TASK PROMPT: Write out all records as given; omit images.

Extracted records:
>> BEGIN

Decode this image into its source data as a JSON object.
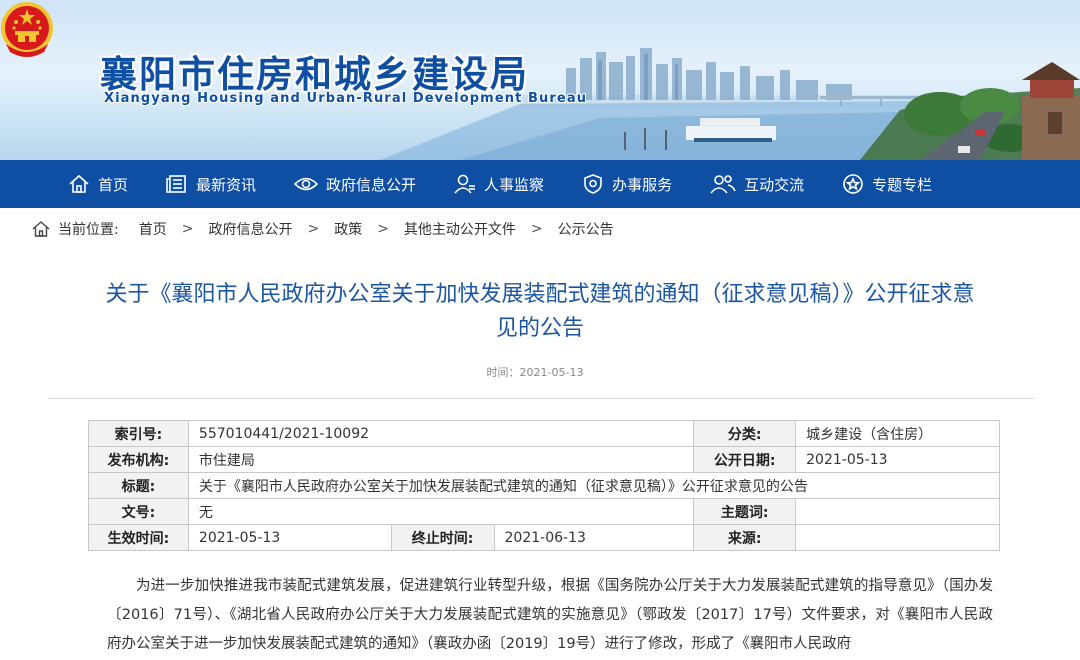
{
  "header": {
    "title": "襄阳市住房和城乡建设局",
    "subtitle": "Xiangyang Housing and Urban-Rural Development Bureau"
  },
  "nav": {
    "items": [
      {
        "label": "首页",
        "icon": "home-icon"
      },
      {
        "label": "最新资讯",
        "icon": "news-icon"
      },
      {
        "label": "政府信息公开",
        "icon": "eye-icon"
      },
      {
        "label": "人事监察",
        "icon": "person-icon"
      },
      {
        "label": "办事服务",
        "icon": "shield-icon"
      },
      {
        "label": "互动交流",
        "icon": "users-icon"
      },
      {
        "label": "专题专栏",
        "icon": "star-icon"
      }
    ]
  },
  "breadcrumb": {
    "label": "当前位置:",
    "items": [
      "首页",
      "政府信息公开",
      "政策",
      "其他主动公开文件",
      "公示公告"
    ],
    "separator": ">"
  },
  "article": {
    "title": "关于《襄阳市人民政府办公室关于加快发展装配式建筑的通知（征求意见稿）》公开征求意见的公告",
    "time": "时间：2021-05-13"
  },
  "meta": {
    "index_label": "索引号:",
    "index_value": "557010441/2021-10092",
    "category_label": "分类:",
    "category_value": "城乡建设（含住房）",
    "publisher_label": "发布机构:",
    "publisher_value": "市住建局",
    "pubdate_label": "公开日期:",
    "pubdate_value": "2021-05-13",
    "title_label": "标题:",
    "title_value": "关于《襄阳市人民政府办公室关于加快发展装配式建筑的通知（征求意见稿）》公开征求意见的公告",
    "docno_label": "文号:",
    "docno_value": "无",
    "subject_label": "主题词:",
    "subject_value": "",
    "effective_label": "生效时间:",
    "effective_value": "2021-05-13",
    "expiry_label": "终止时间:",
    "expiry_value": "2021-06-13",
    "source_label": "来源:",
    "source_value": ""
  },
  "body": {
    "paragraph": "为进一步加快推进我市装配式建筑发展，促进建筑行业转型升级，根据《国务院办公厅关于大力发展装配式建筑的指导意见》（国办发〔2016〕71号）、《湖北省人民政府办公厅关于大力发展装配式建筑的实施意见》（鄂政发〔2017〕17号）文件要求，对《襄阳市人民政府办公室关于进一步加快发展装配式建筑的通知》（襄政办函〔2019〕19号）进行了修改，形成了《襄阳市人民政府"
  },
  "colors": {
    "brand_blue": "#0e4fa3",
    "title_blue": "#1b56a5",
    "emblem_red": "#d7191c",
    "emblem_gold": "#f4c430"
  }
}
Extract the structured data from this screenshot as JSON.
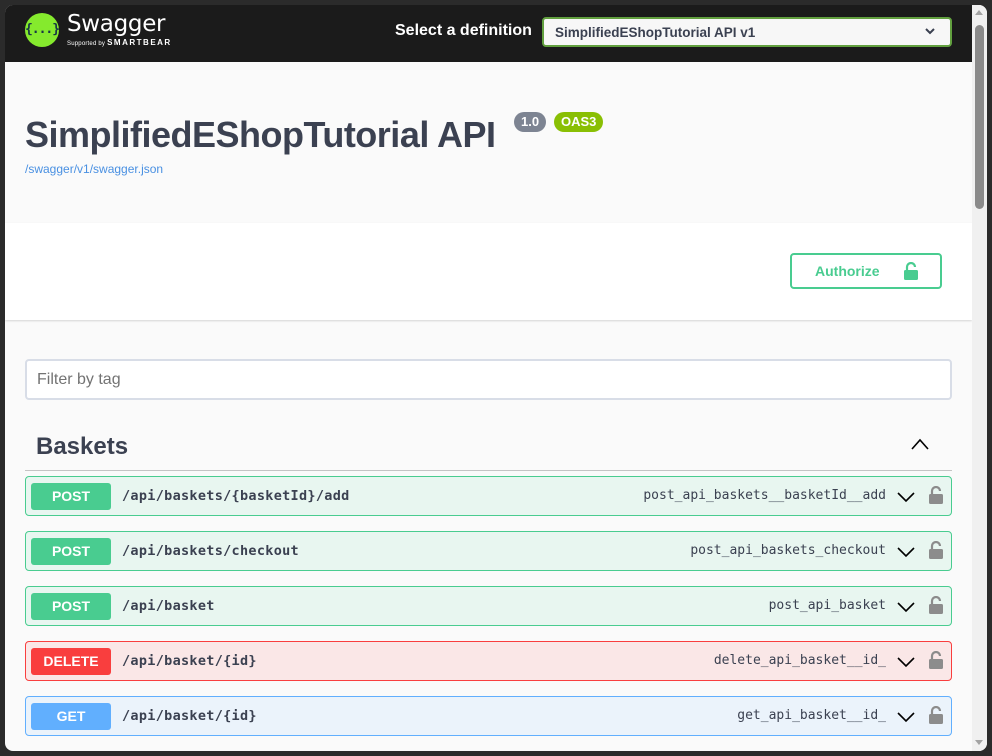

>> END

SOLUTION FOR THIS TASK:
Decode this image into its source data as a JSON object.
{
  "header": {
    "title": "襄阳市住房和城乡建设局",
    "subtitle": "Xiangyang Housing and Urban-Rural Development Bureau"
  },
  "nav": {
    "items": [
      {
        "label": "首页",
        "icon": "home-icon"
      },
      {
        "label": "最新资讯",
        "icon": "news-icon"
      },
      {
        "label": "政府信息公开",
        "icon": "eye-icon"
      },
      {
        "label": "人事监察",
        "icon": "person-icon"
      },
      {
        "label": "办事服务",
        "icon": "shield-icon"
      },
      {
        "label": "互动交流",
        "icon": "users-icon"
      },
      {
        "label": "专题专栏",
        "icon": "star-icon"
      }
    ]
  },
  "breadcrumb": {
    "label": "当前位置:",
    "items": [
      "首页",
      "政府信息公开",
      "政策",
      "其他主动公开文件",
      "公示公告"
    ],
    "separator": ">"
  },
  "article": {
    "title": "关于《襄阳市人民政府办公室关于加快发展装配式建筑的通知（征求意见稿）》公开征求意见的公告",
    "time": "时间：2021-05-13"
  },
  "meta": {
    "index_label": "索引号:",
    "index_value": "557010441/2021-10092",
    "category_label": "分类:",
    "category_value": "城乡建设（含住房）",
    "publisher_label": "发布机构:",
    "publisher_value": "市住建局",
    "pubdate_label": "公开日期:",
    "pubdate_value": "2021-05-13",
    "title_label": "标题:",
    "title_value": "关于《襄阳市人民政府办公室关于加快发展装配式建筑的通知（征求意见稿）》公开征求意见的公告",
    "docno_label": "文号:",
    "docno_value": "无",
    "subject_label": "主题词:",
    "subject_value": "",
    "effective_label": "生效时间:",
    "effective_value": "2021-05-13",
    "expiry_label": "终止时间:",
    "expiry_value": "2021-06-13",
    "source_label": "来源:",
    "source_value": ""
  },
  "body": {
    "paragraph": "为进一步加快推进我市装配式建筑发展，促进建筑行业转型升级，根据《国务院办公厅关于大力发展装配式建筑的指导意见》（国办发〔2016〕71号）、《湖北省人民政府办公厅关于大力发展装配式建筑的实施意见》（鄂政发〔2017〕17号）文件要求，对《襄阳市人民政府办公室关于进一步加快发展装配式建筑的通知》（襄政办函〔2019〕19号）进行了修改，形成了《襄阳市人民政府"
  },
  "colors": {
    "brand_blue": "#0e4fa3",
    "title_blue": "#1b56a5",
    "emblem_red": "#d7191c",
    "emblem_gold": "#f4c430"
  }
}
Extract the structured data from this screenshot as JSON.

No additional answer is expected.